What is being asked: Turn the lines below into a JSON list of strings with one string per line. Skip blank lines and leave out the pictures.

═══ Listed records

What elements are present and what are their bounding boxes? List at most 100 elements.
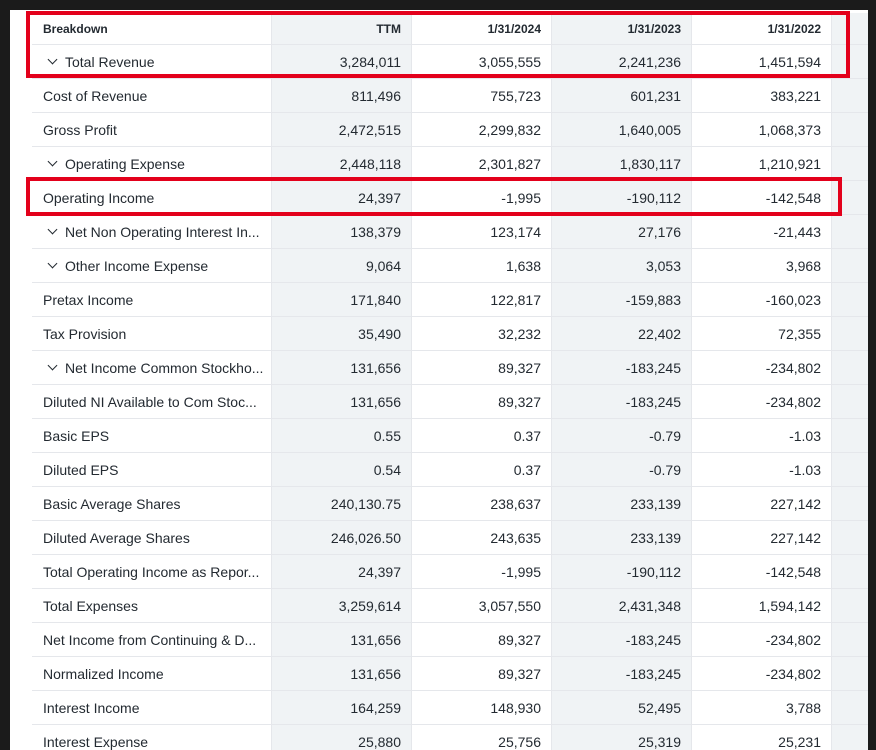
value-cell: -159,883	[552, 283, 692, 316]
table-row-total-revenue[interactable]: Total Revenue 3,284,011 3,055,555 2,241,236…	[32, 45, 868, 79]
chevron-down-icon[interactable]	[47, 156, 58, 167]
overflow-cell	[832, 283, 868, 316]
overflow-cell	[832, 181, 868, 214]
row-label: Total Operating Income as Repor...	[43, 563, 260, 580]
value-cell: -183,245	[552, 385, 692, 418]
table-row-net-income-common-stockho[interactable]: Net Income Common Stockho... 131,656 89,32…	[32, 351, 868, 385]
value-cell: -0.79	[552, 453, 692, 486]
table-row-other-income-expense[interactable]: Other Income Expense 9,064 1,638 3,053 3,968	[32, 249, 868, 283]
value-cell: 0.55	[272, 419, 412, 452]
row-label: Total Revenue	[65, 53, 155, 70]
table-row-interest-expense: Interest Expense 25,880 25,756 25,319 25,231	[32, 725, 868, 750]
value-cell: 233,139	[552, 487, 692, 520]
overflow-cell	[832, 351, 868, 384]
value-cell: -1,995	[412, 181, 552, 214]
table-row-diluted-ni-available-to-com-stoc: Diluted NI Available to Com Stoc... 131,6…	[32, 385, 868, 419]
row-label: Diluted Average Shares	[43, 529, 190, 546]
table-row-basic-average-shares: Basic Average Shares 240,130.75 238,637 233…	[32, 487, 868, 521]
row-label: Other Income Expense	[65, 257, 209, 274]
value-cell: 171,840	[272, 283, 412, 316]
chevron-down-icon[interactable]	[47, 224, 58, 235]
table-row-diluted-average-shares: Diluted Average Shares 246,026.50 243,635 2…	[32, 521, 868, 555]
value-cell: 122,817	[412, 283, 552, 316]
value-cell: 131,656	[272, 623, 412, 656]
table-row-interest-income: Interest Income 164,259 148,930 52,495 3,788	[32, 691, 868, 725]
overflow-cell	[832, 521, 868, 554]
value-cell: 238,637	[412, 487, 552, 520]
value-cell: 2,299,832	[412, 113, 552, 146]
value-cell: 240,130.75	[272, 487, 412, 520]
row-label: Interest Expense	[43, 733, 149, 750]
table-row-pretax-income: Pretax Income 171,840 122,817 -159,883 -160,…	[32, 283, 868, 317]
value-cell: 2,472,515	[272, 113, 412, 146]
column-header-overflow	[832, 13, 868, 44]
value-cell: 131,656	[272, 351, 412, 384]
row-label-cell[interactable]: Net Income Common Stockho...	[32, 351, 272, 384]
chevron-down-icon[interactable]	[47, 258, 58, 269]
row-label: Net Income Common Stockho...	[65, 359, 264, 376]
table-row-operating-expense[interactable]: Operating Expense 2,448,118 2,301,827 1,830…	[32, 147, 868, 181]
value-cell: -1.03	[692, 419, 832, 452]
column-header-2022: 1/31/2022	[692, 13, 832, 44]
column-header-2023: 1/31/2023	[552, 13, 692, 44]
overflow-cell	[832, 317, 868, 350]
table-row-gross-profit: Gross Profit 2,472,515 2,299,832 1,640,005 1…	[32, 113, 868, 147]
row-label-cell[interactable]: Net Non Operating Interest In...	[32, 215, 272, 248]
row-label-cell: Diluted Average Shares	[32, 521, 272, 554]
overflow-cell	[832, 419, 868, 452]
overflow-cell	[832, 623, 868, 656]
row-label: Basic Average Shares	[43, 495, 181, 512]
table-row-operating-income: Operating Income 24,397 -1,995 -190,112 -142…	[32, 181, 868, 215]
value-cell: 755,723	[412, 79, 552, 112]
value-cell: 123,174	[412, 215, 552, 248]
row-label-cell[interactable]: Other Income Expense	[32, 249, 272, 282]
value-cell: 2,448,118	[272, 147, 412, 180]
chevron-down-icon[interactable]	[47, 54, 58, 65]
overflow-cell	[832, 45, 868, 78]
table-row-normalized-income: Normalized Income 131,656 89,327 -183,245 -2…	[32, 657, 868, 691]
overflow-cell	[832, 79, 868, 112]
value-cell: 131,656	[272, 657, 412, 690]
row-label: Net Income from Continuing & D...	[43, 631, 257, 648]
row-label-cell[interactable]: Total Revenue	[32, 45, 272, 78]
table-row-net-income-from-continuing-d: Net Income from Continuing & D... 131,656…	[32, 623, 868, 657]
value-cell: 1,451,594	[692, 45, 832, 78]
value-cell: -234,802	[692, 657, 832, 690]
value-cell: 9,064	[272, 249, 412, 282]
row-label-cell: Normalized Income	[32, 657, 272, 690]
value-cell: 89,327	[412, 657, 552, 690]
value-cell: 32,232	[412, 317, 552, 350]
row-label: Gross Profit	[43, 121, 117, 138]
table-row-cost-of-revenue: Cost of Revenue 811,496 755,723 601,231 383,…	[32, 79, 868, 113]
value-cell: -234,802	[692, 385, 832, 418]
row-label: Net Non Operating Interest In...	[65, 223, 260, 240]
overflow-cell	[832, 555, 868, 588]
value-cell: 811,496	[272, 79, 412, 112]
value-cell: 233,139	[552, 521, 692, 554]
value-cell: 72,355	[692, 317, 832, 350]
table-row-net-non-operating-interest-in[interactable]: Net Non Operating Interest In... 138,379 1…	[32, 215, 868, 249]
value-cell: 243,635	[412, 521, 552, 554]
row-label-cell[interactable]: Operating Expense	[32, 147, 272, 180]
row-label-cell: Diluted EPS	[32, 453, 272, 486]
overflow-cell	[832, 453, 868, 486]
value-cell: -142,548	[692, 555, 832, 588]
row-label-cell: Basic Average Shares	[32, 487, 272, 520]
value-cell: -160,023	[692, 283, 832, 316]
overflow-cell	[832, 487, 868, 520]
table-header-row: Breakdown TTM 1/31/2024 1/31/2023 1/31/2…	[32, 13, 868, 45]
column-header-ttm: TTM	[272, 13, 412, 44]
table-row-total-operating-income-as-repor: Total Operating Income as Repor... 24,397…	[32, 555, 868, 589]
overflow-cell	[832, 385, 868, 418]
value-cell: 25,880	[272, 725, 412, 750]
value-cell: -1,995	[412, 555, 552, 588]
row-label-cell: Total Expenses	[32, 589, 272, 622]
value-cell: 1,210,921	[692, 147, 832, 180]
value-cell: 227,142	[692, 487, 832, 520]
chevron-down-icon[interactable]	[47, 360, 58, 371]
row-label-cell: Interest Income	[32, 691, 272, 724]
value-cell: 227,142	[692, 521, 832, 554]
overflow-cell	[832, 249, 868, 282]
value-cell: 24,397	[272, 555, 412, 588]
column-header-2024: 1/31/2024	[412, 13, 552, 44]
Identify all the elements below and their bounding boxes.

══════

Task output:
[
  "What elements are present and what are their bounding boxes? List at most 100 elements.",
  "value-cell: -159,883\t[552, 283, 692, 316]",
  "table-row-total-revenue[interactable]: Total Revenue 3,284,011 3,055,555 2,241,236…\t[32, 45, 868, 79]",
  "chevron-down-icon[interactable]\t[47, 156, 58, 167]",
  "overflow-cell\t[832, 283, 868, 316]",
  "overflow-cell\t[832, 181, 868, 214]",
  "row-label: Total Operating Income as Repor...\t[43, 563, 260, 580]",
  "value-cell: -183,245\t[552, 385, 692, 418]",
  "table-row-net-income-common-stockho[interactable]: Net Income Common Stockho... 131,656 89,32…\t[32, 351, 868, 385]",
  "value-cell: -0.79\t[552, 453, 692, 486]",
  "table-row-other-income-expense[interactable]: Other Income Expense 9,064 1,638 3,053 3,968\t[32, 249, 868, 283]",
  "value-cell: 0.55\t[272, 419, 412, 452]",
  "row-label: Total Revenue\t[65, 53, 155, 70]",
  "table-row-interest-expense: Interest Expense 25,880 25,756 25,319 25,231\t[32, 725, 868, 750]",
  "value-cell: 233,139\t[552, 487, 692, 520]",
  "overflow-cell\t[832, 351, 868, 384]",
  "value-cell: -1,995\t[412, 181, 552, 214]",
  "table-row-diluted-ni-available-to-com-stoc: Diluted NI Available to Com Stoc... 131,6…\t[32, 385, 868, 419]",
  "row-label: Diluted Average Shares\t[43, 529, 190, 546]",
  "table-row-basic-average-shares: Basic Average Shares 240,130.75 238,637 233…\t[32, 487, 868, 521]",
  "row-label: Other Income Expense\t[65, 257, 209, 274]",
  "value-cell: 171,840\t[272, 283, 412, 316]",
  "chevron-down-icon[interactable]\t[47, 224, 58, 235]",
  "table-row-diluted-average-shares: Diluted Average Shares 246,026.50 243,635 2…\t[32, 521, 868, 555]",
  "value-cell: 122,817\t[412, 283, 552, 316]",
  "value-cell: 131,656\t[272, 623, 412, 656]",
  "table-row-interest-income: Interest Income 164,259 148,930 52,495 3,788\t[32, 691, 868, 725]",
  "overflow-cell\t[832, 521, 868, 554]",
  "value-cell: 238,637\t[412, 487, 552, 520]",
  "value-cell: 2,299,832\t[412, 113, 552, 146]",
  "value-cell: 240,130.75\t[272, 487, 412, 520]",
  "row-label: Interest Expense\t[43, 733, 149, 750]",
  "table-row-pretax-income: Pretax Income 171,840 122,817 -159,883 -160,…\t[32, 283, 868, 317]",
  "value-cell: 2,472,515\t[272, 113, 412, 146]",
  "column-header-overflow\t[832, 13, 868, 44]",
  "value-cell: 131,656\t[272, 351, 412, 384]",
  "row-label-cell[interactable]: Net Income Common Stockho...\t[32, 351, 272, 384]",
  "chevron-down-icon[interactable]\t[47, 258, 58, 269]",
  "row-label: Net Income Common Stockho...\t[65, 359, 264, 376]",
  "table-row-operating-expense[interactable]: Operating Expense 2,448,118 2,301,827 1,830…\t[32, 147, 868, 181]",
  "value-cell: -1.03\t[692, 419, 832, 452]",
  "column-header-2022: 1/31/2022\t[692, 13, 832, 44]",
  "column-header-2023: 1/31/2023\t[552, 13, 692, 44]",
  "overflow-cell\t[832, 317, 868, 350]",
  "table-row-gross-profit: Gross Profit 2,472,515 2,299,832 1,640,005 1…\t[32, 113, 868, 147]",
  "row-label-cell[interactable]: Net Non Operating Interest In...\t[32, 215, 272, 248]",
  "row-label-cell: Diluted Average Shares\t[32, 521, 272, 554]",
  "overflow-cell\t[832, 419, 868, 452]",
  "overflow-cell\t[832, 623, 868, 656]",
  "row-label: Basic Average Shares\t[43, 495, 181, 512]",
  "table-row-operating-income: Operating Income 24,397 -1,995 -190,112 -142…\t[32, 181, 868, 215]",
  "value-cell: 755,723\t[412, 79, 552, 112]",
  "value-cell: 123,174\t[412, 215, 552, 248]",
  "row-label-cell[interactable]: Other Income Expense\t[32, 249, 272, 282]",
  "value-cell: 2,448,118\t[272, 147, 412, 180]",
  "chevron-down-icon[interactable]\t[47, 54, 58, 65]",
  "overflow-cell\t[832, 45, 868, 78]",
  "table-row-normalized-income: Normalized Income 131,656 89,327 -183,245 -2…\t[32, 657, 868, 691]",
  "overflow-cell\t[832, 79, 868, 112]",
  "value-cell: 131,656\t[272, 657, 412, 690]",
  "row-label: Net Income from Continuing & D...\t[43, 631, 257, 648]",
  "row-label-cell[interactable]: Total Revenue\t[32, 45, 272, 78]",
  "table-row-net-income-from-continuing-d: Net Income from Continuing & D... 131,656…\t[32, 623, 868, 657]",
  "value-cell: 1,451,594\t[692, 45, 832, 78]",
  "value-cell: -234,802\t[692, 657, 832, 690]",
  "value-cell: 9,064\t[272, 249, 412, 282]",
  "row-label-cell: Normalized Income\t[32, 657, 272, 690]",
  "value-cell: 89,327\t[412, 657, 552, 690]",
  "value-cell: 32,232\t[412, 317, 552, 350]",
  "row-label: Gross Profit\t[43, 121, 117, 138]",
  "table-row-cost-of-revenue: Cost of Revenue 811,496 755,723 601,231 383,…\t[32, 79, 868, 113]",
  "value-cell: -234,802\t[692, 385, 832, 418]",
  "row-label: Net Non Operating Interest In...\t[65, 223, 260, 240]",
  "overflow-cell\t[832, 555, 868, 588]",
  "value-cell: 811,496\t[272, 79, 412, 112]",
  "value-cell: 233,139\t[552, 521, 692, 554]",
  "value-cell: 72,355\t[692, 317, 832, 350]",
  "table-row-net-non-operating-interest-in[interactable]: Net Non Operating Interest In... 138,379 1…\t[32, 215, 868, 249]",
  "value-cell: 243,635\t[412, 521, 552, 554]",
  "row-label-cell[interactable]: Operating Expense\t[32, 147, 272, 180]",
  "row-label-cell: Diluted EPS\t[32, 453, 272, 486]",
  "overflow-cell\t[832, 453, 868, 486]",
  "value-cell: -142,548\t[692, 555, 832, 588]",
  "row-label-cell: Basic Average Shares\t[32, 487, 272, 520]",
  "value-cell: -160,023\t[692, 283, 832, 316]",
  "overflow-cell\t[832, 487, 868, 520]",
  "table-header-row: Breakdown TTM 1/31/2024 1/31/2023 1/31/2…\t[32, 13, 868, 45]",
  "column-header-ttm: TTM\t[272, 13, 412, 44]",
  "table-row-total-operating-income-as-repor: Total Operating Income as Repor... 24,397…\t[32, 555, 868, 589]",
  "overflow-cell\t[832, 385, 868, 418]",
  "value-cell: 25,880\t[272, 725, 412, 750]",
  "value-cell: -1,995\t[412, 555, 552, 588]",
  "row-label-cell: Total Expenses\t[32, 589, 272, 622]",
  "value-cell: 1,210,921\t[692, 147, 832, 180]",
  "value-cell: 227,142\t[692, 487, 832, 520]",
  "chevron-down-icon[interactable]\t[47, 360, 58, 371]",
  "row-label-cell: Interest Income\t[32, 691, 272, 724]",
  "value-cell: 227,142\t[692, 521, 832, 554]",
  "overflow-cell\t[832, 249, 868, 282]",
  "value-cell: 24,397\t[272, 555, 412, 588]",
  "column-header-2024: 1/31/2024\t[412, 13, 552, 44]",
  "Identify all the elements below and their bounding boxes."
]